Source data

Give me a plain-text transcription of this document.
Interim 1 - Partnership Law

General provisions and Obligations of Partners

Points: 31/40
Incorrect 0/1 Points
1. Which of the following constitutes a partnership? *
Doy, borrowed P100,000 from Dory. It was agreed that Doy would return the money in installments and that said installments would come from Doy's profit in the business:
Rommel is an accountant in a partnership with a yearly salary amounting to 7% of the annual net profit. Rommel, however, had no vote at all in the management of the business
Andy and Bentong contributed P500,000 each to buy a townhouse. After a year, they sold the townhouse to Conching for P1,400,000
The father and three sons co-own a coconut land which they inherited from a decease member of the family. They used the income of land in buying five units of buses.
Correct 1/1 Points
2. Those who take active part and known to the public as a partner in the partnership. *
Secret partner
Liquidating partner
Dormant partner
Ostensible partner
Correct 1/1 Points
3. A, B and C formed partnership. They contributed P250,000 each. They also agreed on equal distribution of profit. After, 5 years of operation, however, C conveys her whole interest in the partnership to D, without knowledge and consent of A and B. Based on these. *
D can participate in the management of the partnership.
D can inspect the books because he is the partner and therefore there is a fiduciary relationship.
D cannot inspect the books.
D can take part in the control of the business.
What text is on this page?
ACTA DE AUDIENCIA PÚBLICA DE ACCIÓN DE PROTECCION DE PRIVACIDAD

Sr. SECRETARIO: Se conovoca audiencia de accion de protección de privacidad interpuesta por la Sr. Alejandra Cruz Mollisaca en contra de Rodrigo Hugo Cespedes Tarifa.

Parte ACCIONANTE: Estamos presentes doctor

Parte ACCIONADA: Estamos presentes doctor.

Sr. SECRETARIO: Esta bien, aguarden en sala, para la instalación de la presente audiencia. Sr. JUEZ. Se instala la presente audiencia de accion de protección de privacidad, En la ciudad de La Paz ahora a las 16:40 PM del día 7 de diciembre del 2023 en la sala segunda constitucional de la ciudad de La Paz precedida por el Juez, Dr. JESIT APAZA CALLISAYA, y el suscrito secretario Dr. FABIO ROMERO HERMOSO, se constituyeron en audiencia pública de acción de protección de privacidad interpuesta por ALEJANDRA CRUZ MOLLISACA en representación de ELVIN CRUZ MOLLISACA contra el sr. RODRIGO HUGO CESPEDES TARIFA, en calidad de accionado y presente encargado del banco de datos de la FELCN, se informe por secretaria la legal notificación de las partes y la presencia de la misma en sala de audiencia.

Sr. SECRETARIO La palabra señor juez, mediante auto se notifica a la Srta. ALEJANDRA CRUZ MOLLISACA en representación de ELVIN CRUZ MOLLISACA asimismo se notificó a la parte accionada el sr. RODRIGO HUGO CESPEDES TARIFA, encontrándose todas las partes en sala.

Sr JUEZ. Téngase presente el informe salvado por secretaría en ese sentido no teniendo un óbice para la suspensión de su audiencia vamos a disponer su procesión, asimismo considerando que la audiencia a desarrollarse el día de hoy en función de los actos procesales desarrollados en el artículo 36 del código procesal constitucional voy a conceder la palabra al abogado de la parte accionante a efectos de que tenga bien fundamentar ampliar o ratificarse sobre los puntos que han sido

▸ STATED GOAL: Copy every record exactly, with nothing added or dropped.

▸ THE ANSWER:
Give me a plain-text transcription of this document.
Interim 1 - Partnership Law

General provisions and Obligations of Partners

Points: 31/40
Incorrect 0/1 Points
1. Which of the following constitutes a partnership? *
Doy, borrowed P100,000 from Dory. It was agreed that Doy would return the money in installments and that said installments would come from Doy's profit in the business:
Rommel is an accountant in a partnership with a yearly salary amounting to 7% of the annual net profit. Rommel, however, had no vote at all in the management of the business
Andy and Bentong contributed P500,000 each to buy a townhouse. After a year, they sold the townhouse to Conching for P1,400,000
The father and three sons co-own a coconut land which they inherited from a decease member of the family. They used the income of land in buying five units of buses.
Correct 1/1 Points
2. Those who take active part and known to the public as a partner in the partnership. *
Secret partner
Liquidating partner
Dormant partner
Ostensible partner
Correct 1/1 Points
3. A, B and C formed partnership. They contributed P250,000 each. They also agreed on equal distribution of profit. After, 5 years of operation, however, C conveys her whole interest in the partnership to D, without knowledge and consent of A and B. Based on these. *
D can participate in the management of the partnership.
D can inspect the books because he is the partner and therefore there is a fiduciary relationship.
D cannot inspect the books.
D can take part in the control of the business.
What text is on this page?
ACTA DE AUDIENCIA PÚBLICA DE ACCIÓN DE PROTECCION DE PRIVACIDAD

Sr. SECRETARIO: Se conovoca audiencia de accion de protección de privacidad interpuesta por la Sr. Alejandra Cruz Mollisaca en contra de Rodrigo Hugo Cespedes Tarifa.

Parte ACCIONANTE: Estamos presentes doctor

Parte ACCIONADA: Estamos presentes doctor.

Sr. SECRETARIO: Esta bien, aguarden en sala, para la instalación de la presente audiencia. Sr. JUEZ. Se instala la presente audiencia de accion de protección de privacidad, En la ciudad de La Paz ahora a las 16:40 PM del día 7 de diciembre del 2023 en la sala segunda constitucional de la ciudad de La Paz precedida por el Juez, Dr. JESIT APAZA CALLISAYA, y el suscrito secretario Dr. FABIO ROMERO HERMOSO, se constituyeron en audiencia pública de acción de protección de privacidad interpuesta por ALEJANDRA CRUZ MOLLISACA en representación de ELVIN CRUZ MOLLISACA contra el sr. RODRIGO HUGO CESPEDES TARIFA, en calidad de accionado y presente encargado del banco de datos de la FELCN, se informe por secretaria la legal notificación de las partes y la presencia de la misma en sala de audiencia.

Sr. SECRETARIO La palabra señor juez, mediante auto se notifica a la Srta. ALEJANDRA CRUZ MOLLISACA en representación de ELVIN CRUZ MOLLISACA asimismo se notificó a la parte accionada el sr. RODRIGO HUGO CESPEDES TARIFA, encontrándose todas las partes en sala.

Sr JUEZ. Téngase presente el informe salvado por secretaría en ese sentido no teniendo un óbice para la suspensión de su audiencia vamos a disponer su procesión, asimismo considerando que la audiencia a desarrollarse el día de hoy en función de los actos procesales desarrollados en el artículo 36 del código procesal constitucional voy a conceder la palabra al abogado de la parte accionante a efectos de que tenga bien fundamentar ampliar o ratificarse sobre los puntos que han sido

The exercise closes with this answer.